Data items
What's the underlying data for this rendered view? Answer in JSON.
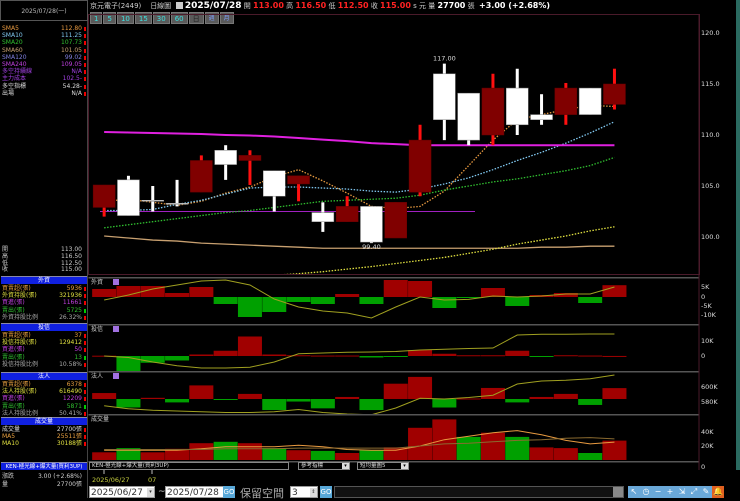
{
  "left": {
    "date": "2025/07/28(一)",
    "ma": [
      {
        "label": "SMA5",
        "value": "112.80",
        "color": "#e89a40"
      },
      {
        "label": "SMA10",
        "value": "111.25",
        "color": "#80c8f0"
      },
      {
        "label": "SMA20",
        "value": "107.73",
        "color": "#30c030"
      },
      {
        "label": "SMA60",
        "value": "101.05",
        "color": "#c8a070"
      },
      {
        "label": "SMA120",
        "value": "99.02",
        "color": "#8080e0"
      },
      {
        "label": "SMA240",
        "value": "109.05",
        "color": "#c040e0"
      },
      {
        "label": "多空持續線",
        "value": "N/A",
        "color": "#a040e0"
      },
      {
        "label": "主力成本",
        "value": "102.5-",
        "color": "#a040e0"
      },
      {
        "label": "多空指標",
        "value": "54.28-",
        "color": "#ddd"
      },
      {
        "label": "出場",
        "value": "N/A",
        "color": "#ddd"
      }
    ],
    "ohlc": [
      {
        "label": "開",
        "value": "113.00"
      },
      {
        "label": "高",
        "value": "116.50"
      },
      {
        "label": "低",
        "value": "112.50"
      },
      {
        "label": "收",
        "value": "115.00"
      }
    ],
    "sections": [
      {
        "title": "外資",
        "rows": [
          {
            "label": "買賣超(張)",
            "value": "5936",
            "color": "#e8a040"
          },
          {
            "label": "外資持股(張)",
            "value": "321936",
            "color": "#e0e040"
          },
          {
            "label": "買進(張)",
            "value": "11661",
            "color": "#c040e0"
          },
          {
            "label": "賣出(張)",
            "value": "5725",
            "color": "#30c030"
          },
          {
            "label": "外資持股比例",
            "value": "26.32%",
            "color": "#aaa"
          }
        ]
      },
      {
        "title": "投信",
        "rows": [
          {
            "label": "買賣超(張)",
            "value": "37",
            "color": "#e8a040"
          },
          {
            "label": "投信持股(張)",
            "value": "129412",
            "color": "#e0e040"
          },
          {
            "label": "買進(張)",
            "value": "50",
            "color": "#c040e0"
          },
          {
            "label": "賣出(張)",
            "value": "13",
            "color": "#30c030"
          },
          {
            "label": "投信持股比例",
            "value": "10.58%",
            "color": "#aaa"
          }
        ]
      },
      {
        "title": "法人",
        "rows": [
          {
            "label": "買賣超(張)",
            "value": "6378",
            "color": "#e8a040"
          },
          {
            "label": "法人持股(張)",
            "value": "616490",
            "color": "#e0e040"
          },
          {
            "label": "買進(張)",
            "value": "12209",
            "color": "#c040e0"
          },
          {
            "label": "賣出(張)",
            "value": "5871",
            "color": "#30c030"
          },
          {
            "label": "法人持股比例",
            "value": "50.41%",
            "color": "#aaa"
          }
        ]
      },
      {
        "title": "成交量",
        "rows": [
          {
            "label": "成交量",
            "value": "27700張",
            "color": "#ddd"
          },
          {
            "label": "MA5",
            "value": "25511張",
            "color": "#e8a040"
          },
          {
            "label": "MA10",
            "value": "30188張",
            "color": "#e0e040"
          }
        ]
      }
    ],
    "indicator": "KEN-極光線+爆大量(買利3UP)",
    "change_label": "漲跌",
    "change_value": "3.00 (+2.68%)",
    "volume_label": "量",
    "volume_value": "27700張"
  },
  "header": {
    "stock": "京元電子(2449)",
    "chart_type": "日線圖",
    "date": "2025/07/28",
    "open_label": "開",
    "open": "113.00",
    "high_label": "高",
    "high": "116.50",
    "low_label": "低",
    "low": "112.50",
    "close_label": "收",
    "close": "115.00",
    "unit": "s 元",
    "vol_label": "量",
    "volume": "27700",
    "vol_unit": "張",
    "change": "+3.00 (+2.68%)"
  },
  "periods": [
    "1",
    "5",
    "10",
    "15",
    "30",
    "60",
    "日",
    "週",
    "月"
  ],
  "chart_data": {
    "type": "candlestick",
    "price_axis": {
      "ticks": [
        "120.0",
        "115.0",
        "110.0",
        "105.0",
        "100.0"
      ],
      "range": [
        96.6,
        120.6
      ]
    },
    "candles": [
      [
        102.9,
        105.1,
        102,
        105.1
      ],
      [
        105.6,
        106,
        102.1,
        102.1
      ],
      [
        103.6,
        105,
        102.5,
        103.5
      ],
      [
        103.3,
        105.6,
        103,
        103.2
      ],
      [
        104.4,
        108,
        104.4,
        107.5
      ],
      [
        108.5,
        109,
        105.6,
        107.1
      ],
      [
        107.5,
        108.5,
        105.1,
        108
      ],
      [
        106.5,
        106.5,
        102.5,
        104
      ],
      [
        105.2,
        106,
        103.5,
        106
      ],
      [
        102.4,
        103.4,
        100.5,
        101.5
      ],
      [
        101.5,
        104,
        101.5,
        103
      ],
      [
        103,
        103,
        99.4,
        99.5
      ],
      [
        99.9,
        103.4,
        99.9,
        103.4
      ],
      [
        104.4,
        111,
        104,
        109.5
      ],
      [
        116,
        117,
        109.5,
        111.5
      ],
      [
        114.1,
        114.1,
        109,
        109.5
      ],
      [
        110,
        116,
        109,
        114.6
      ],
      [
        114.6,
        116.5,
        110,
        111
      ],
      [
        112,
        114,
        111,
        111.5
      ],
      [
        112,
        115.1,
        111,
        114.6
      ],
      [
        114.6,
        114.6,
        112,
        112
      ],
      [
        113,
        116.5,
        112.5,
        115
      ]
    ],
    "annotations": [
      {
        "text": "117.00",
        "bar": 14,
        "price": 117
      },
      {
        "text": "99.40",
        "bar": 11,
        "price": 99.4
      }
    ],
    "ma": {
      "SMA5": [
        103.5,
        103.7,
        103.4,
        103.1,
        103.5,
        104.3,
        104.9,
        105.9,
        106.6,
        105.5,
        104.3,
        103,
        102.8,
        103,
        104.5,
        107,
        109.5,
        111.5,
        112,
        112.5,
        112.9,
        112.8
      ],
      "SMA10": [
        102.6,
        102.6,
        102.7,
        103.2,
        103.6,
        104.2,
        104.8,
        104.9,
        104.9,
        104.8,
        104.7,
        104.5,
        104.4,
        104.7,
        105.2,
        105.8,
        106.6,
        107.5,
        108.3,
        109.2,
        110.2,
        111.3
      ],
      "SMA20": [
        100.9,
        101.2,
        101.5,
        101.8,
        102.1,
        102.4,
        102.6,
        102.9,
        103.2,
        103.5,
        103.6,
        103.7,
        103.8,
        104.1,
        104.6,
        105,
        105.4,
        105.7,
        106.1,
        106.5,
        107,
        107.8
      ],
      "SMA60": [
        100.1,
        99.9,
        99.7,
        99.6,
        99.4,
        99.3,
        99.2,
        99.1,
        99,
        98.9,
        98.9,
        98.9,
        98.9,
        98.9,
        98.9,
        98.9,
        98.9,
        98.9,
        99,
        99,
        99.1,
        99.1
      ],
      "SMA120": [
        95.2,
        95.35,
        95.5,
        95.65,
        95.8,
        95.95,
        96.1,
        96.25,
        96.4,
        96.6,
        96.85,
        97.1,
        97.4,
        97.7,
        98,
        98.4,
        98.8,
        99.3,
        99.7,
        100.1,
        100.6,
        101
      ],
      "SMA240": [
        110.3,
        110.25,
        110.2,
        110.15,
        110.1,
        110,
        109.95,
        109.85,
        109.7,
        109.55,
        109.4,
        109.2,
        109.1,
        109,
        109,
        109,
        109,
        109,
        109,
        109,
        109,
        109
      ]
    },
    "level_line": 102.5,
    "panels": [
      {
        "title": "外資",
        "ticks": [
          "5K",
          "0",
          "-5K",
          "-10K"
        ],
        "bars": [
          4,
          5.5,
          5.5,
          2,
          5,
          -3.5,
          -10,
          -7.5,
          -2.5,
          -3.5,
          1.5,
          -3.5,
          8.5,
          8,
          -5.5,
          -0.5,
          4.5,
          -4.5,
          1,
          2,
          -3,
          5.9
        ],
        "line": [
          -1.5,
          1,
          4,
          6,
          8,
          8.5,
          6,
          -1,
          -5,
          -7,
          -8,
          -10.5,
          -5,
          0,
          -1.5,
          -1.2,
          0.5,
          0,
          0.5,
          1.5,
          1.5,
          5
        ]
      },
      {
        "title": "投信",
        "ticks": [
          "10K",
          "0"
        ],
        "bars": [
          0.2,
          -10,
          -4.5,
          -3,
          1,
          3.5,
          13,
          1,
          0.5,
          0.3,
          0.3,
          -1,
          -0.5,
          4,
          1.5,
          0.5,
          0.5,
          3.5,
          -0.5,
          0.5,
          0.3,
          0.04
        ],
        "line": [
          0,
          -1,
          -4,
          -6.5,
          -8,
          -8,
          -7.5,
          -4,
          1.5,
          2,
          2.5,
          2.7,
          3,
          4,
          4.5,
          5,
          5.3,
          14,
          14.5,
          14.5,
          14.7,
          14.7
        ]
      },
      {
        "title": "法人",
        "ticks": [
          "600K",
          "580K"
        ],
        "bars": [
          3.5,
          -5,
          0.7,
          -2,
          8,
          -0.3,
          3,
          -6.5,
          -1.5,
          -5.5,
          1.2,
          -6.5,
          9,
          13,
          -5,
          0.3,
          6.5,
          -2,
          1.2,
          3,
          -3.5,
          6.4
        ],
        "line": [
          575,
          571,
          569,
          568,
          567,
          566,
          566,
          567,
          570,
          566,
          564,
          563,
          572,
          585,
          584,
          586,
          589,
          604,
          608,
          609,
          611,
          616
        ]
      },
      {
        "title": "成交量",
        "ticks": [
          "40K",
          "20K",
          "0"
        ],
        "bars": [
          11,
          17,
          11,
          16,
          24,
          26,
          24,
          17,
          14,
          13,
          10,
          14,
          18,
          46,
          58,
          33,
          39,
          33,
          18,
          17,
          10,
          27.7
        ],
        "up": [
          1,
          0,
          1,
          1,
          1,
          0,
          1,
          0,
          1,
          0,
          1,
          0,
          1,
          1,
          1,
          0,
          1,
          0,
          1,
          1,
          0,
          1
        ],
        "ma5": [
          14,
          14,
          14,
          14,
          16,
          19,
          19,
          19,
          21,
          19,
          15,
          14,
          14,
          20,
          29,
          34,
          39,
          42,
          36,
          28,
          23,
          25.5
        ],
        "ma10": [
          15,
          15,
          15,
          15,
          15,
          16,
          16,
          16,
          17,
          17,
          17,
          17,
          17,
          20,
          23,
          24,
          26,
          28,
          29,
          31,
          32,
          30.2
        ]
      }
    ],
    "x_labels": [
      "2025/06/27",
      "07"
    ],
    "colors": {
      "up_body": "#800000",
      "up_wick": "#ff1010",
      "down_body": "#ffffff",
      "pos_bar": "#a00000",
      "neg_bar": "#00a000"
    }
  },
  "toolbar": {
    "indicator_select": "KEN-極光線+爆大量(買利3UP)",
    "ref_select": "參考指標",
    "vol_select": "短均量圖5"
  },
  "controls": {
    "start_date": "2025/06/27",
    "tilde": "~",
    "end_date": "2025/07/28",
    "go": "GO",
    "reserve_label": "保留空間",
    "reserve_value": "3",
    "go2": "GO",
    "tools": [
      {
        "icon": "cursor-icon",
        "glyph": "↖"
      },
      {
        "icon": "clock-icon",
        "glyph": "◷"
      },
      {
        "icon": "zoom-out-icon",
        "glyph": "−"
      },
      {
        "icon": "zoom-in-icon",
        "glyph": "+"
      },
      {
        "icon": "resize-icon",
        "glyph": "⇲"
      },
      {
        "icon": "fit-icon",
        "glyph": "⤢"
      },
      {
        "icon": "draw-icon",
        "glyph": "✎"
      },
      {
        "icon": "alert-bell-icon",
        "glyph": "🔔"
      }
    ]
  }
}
---
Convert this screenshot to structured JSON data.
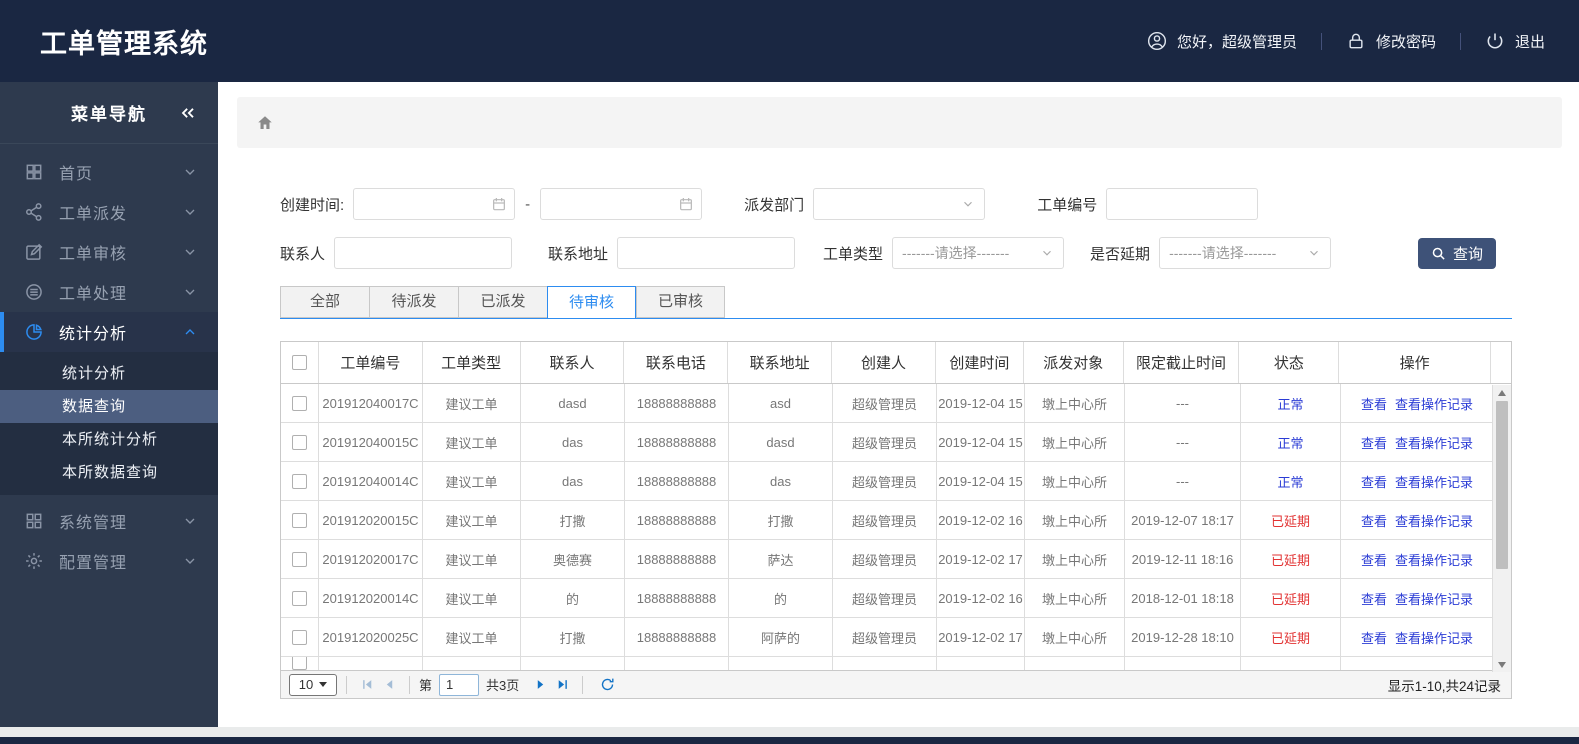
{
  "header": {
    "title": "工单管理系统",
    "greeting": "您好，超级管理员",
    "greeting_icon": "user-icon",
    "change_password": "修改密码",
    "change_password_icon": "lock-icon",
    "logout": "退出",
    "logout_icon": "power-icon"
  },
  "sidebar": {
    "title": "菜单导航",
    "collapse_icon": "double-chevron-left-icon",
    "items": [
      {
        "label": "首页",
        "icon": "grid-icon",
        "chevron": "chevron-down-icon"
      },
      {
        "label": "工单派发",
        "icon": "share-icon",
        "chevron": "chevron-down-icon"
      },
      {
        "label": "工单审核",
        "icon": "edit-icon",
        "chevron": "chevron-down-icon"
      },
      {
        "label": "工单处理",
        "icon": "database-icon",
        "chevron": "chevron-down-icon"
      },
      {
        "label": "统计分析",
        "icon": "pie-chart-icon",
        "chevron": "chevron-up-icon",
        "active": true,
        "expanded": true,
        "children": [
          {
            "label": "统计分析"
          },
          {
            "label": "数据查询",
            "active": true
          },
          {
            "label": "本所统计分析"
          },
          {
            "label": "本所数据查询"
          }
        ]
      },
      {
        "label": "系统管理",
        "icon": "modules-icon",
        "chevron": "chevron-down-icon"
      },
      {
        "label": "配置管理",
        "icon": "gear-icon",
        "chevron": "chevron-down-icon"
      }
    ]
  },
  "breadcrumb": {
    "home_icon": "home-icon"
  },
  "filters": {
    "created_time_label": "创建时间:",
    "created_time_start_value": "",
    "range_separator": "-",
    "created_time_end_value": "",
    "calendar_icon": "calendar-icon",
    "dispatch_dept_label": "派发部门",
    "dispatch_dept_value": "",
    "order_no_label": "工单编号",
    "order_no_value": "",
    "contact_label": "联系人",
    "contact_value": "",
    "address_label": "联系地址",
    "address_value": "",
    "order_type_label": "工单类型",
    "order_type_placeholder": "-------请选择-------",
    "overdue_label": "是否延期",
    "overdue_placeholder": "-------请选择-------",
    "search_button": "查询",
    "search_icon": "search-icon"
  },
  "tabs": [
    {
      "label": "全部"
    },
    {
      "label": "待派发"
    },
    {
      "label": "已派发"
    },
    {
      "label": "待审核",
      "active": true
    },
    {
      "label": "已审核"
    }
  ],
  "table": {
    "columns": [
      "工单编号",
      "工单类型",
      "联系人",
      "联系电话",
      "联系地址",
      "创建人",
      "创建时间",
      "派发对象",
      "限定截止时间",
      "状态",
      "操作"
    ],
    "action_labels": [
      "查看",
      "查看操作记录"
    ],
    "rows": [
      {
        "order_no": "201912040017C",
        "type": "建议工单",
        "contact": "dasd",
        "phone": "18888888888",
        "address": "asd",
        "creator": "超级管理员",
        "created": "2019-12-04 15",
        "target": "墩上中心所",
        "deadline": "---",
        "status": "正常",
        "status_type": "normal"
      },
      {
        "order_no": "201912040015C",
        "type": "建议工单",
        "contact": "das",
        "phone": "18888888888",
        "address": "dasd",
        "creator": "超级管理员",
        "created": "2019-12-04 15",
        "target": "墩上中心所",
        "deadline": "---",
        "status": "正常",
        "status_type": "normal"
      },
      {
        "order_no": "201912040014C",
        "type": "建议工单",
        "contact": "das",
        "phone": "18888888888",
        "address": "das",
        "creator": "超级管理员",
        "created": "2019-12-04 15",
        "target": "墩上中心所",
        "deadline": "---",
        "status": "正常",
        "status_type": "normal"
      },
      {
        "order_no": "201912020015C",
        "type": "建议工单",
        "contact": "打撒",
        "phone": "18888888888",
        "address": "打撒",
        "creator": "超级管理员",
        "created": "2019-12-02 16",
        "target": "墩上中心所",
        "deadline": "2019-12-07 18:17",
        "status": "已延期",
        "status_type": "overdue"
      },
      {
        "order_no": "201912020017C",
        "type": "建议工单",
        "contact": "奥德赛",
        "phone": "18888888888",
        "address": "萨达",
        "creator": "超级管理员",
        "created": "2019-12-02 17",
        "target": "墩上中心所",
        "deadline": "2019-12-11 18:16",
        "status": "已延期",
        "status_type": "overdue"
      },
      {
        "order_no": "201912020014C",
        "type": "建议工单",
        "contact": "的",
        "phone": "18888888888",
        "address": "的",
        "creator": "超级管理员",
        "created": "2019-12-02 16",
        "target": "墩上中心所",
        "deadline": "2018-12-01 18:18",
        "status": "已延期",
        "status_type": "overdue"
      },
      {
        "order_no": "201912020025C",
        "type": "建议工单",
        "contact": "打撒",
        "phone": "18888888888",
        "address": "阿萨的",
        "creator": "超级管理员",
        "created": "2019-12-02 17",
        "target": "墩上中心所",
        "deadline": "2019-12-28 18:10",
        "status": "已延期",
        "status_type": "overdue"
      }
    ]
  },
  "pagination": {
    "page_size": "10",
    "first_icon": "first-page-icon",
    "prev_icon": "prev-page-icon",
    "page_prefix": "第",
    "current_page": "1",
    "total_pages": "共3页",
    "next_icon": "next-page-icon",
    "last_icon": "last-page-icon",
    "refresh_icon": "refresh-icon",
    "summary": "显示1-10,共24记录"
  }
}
...
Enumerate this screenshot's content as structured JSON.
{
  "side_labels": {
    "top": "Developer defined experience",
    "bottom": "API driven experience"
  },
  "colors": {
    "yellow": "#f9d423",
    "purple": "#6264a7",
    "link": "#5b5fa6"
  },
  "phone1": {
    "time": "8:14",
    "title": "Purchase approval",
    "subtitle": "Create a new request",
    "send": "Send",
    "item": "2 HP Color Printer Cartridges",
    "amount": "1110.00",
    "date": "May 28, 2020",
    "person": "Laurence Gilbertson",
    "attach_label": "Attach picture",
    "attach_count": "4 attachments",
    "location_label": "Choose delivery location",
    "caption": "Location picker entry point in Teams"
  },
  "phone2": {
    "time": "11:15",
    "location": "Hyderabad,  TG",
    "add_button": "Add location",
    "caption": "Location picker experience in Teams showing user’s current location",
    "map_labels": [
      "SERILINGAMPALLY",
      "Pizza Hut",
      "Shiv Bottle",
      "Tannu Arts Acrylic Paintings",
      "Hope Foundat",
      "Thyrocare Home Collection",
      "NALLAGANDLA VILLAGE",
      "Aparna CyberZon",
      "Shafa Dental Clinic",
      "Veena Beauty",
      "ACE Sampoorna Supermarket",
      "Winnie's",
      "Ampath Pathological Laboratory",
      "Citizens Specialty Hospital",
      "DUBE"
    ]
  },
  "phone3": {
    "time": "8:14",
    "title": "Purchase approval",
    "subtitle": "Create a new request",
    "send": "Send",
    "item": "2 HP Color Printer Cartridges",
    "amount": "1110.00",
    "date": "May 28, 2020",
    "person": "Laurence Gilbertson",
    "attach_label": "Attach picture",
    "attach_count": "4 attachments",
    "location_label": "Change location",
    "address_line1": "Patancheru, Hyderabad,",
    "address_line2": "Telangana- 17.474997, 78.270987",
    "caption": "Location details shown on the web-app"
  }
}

-- TO BE DONE --
Check every line for "picker" and show the ones that have it.

-- PROBLEM SOLUTION --
    "caption": "Location picker entry point in Teams"
    "caption": "Location picker experience in Teams showing user’s current location",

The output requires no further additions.